WRITTEN REQUEST> Transcribe the data in full and exactly, omitting any pictures.

──────────────────────────────

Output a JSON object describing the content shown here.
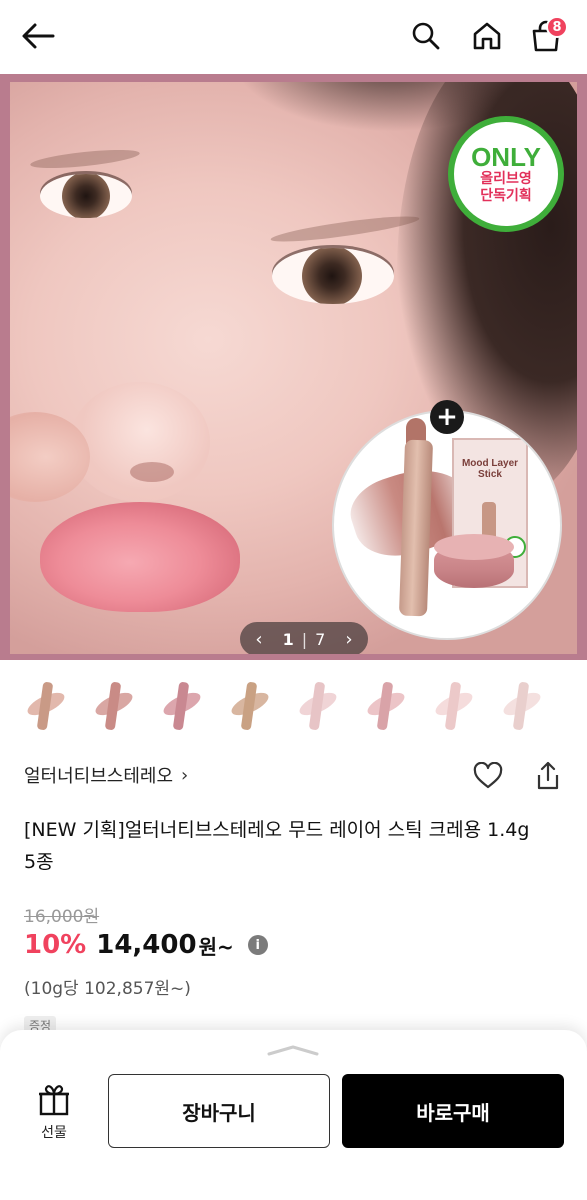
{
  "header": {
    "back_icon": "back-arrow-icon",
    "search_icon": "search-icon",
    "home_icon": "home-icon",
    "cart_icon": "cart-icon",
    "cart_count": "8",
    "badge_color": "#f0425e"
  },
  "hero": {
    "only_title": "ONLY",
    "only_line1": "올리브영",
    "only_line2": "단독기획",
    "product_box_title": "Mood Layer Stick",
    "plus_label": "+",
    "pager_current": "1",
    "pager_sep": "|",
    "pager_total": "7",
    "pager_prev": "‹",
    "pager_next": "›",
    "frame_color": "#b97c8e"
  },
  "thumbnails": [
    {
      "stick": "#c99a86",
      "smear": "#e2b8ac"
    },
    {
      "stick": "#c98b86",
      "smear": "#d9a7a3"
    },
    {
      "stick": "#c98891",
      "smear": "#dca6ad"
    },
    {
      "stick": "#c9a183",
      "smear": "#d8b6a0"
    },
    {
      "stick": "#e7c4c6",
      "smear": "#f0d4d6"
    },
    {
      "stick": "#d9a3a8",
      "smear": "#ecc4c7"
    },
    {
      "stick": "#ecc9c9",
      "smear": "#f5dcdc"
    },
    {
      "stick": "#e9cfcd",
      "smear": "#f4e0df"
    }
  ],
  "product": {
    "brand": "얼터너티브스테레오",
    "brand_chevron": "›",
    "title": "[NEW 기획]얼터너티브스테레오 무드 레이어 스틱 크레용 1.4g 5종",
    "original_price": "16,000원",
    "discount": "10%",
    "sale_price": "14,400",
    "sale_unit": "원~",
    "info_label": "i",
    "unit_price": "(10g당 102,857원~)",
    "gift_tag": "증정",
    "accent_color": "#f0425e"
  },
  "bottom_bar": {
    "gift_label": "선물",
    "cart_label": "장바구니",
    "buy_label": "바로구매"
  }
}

──────────────────────────────

THE COMPLETED TASK>
Output a JSON object describing the content shown here.
{
  "header": {
    "back_icon": "back-arrow-icon",
    "search_icon": "search-icon",
    "home_icon": "home-icon",
    "cart_icon": "cart-icon",
    "cart_count": "8",
    "badge_color": "#f0425e"
  },
  "hero": {
    "only_title": "ONLY",
    "only_line1": "올리브영",
    "only_line2": "단독기획",
    "product_box_title": "Mood Layer Stick",
    "plus_label": "+",
    "pager_current": "1",
    "pager_sep": "|",
    "pager_total": "7",
    "pager_prev": "‹",
    "pager_next": "›",
    "frame_color": "#b97c8e"
  },
  "thumbnails": [
    {
      "stick": "#c99a86",
      "smear": "#e2b8ac"
    },
    {
      "stick": "#c98b86",
      "smear": "#d9a7a3"
    },
    {
      "stick": "#c98891",
      "smear": "#dca6ad"
    },
    {
      "stick": "#c9a183",
      "smear": "#d8b6a0"
    },
    {
      "stick": "#e7c4c6",
      "smear": "#f0d4d6"
    },
    {
      "stick": "#d9a3a8",
      "smear": "#ecc4c7"
    },
    {
      "stick": "#ecc9c9",
      "smear": "#f5dcdc"
    },
    {
      "stick": "#e9cfcd",
      "smear": "#f4e0df"
    }
  ],
  "product": {
    "brand": "얼터너티브스테레오",
    "brand_chevron": "›",
    "title": "[NEW 기획]얼터너티브스테레오 무드 레이어 스틱 크레용 1.4g 5종",
    "original_price": "16,000원",
    "discount": "10%",
    "sale_price": "14,400",
    "sale_unit": "원~",
    "info_label": "i",
    "unit_price": "(10g당 102,857원~)",
    "gift_tag": "증정",
    "accent_color": "#f0425e"
  },
  "bottom_bar": {
    "gift_label": "선물",
    "cart_label": "장바구니",
    "buy_label": "바로구매"
  }
}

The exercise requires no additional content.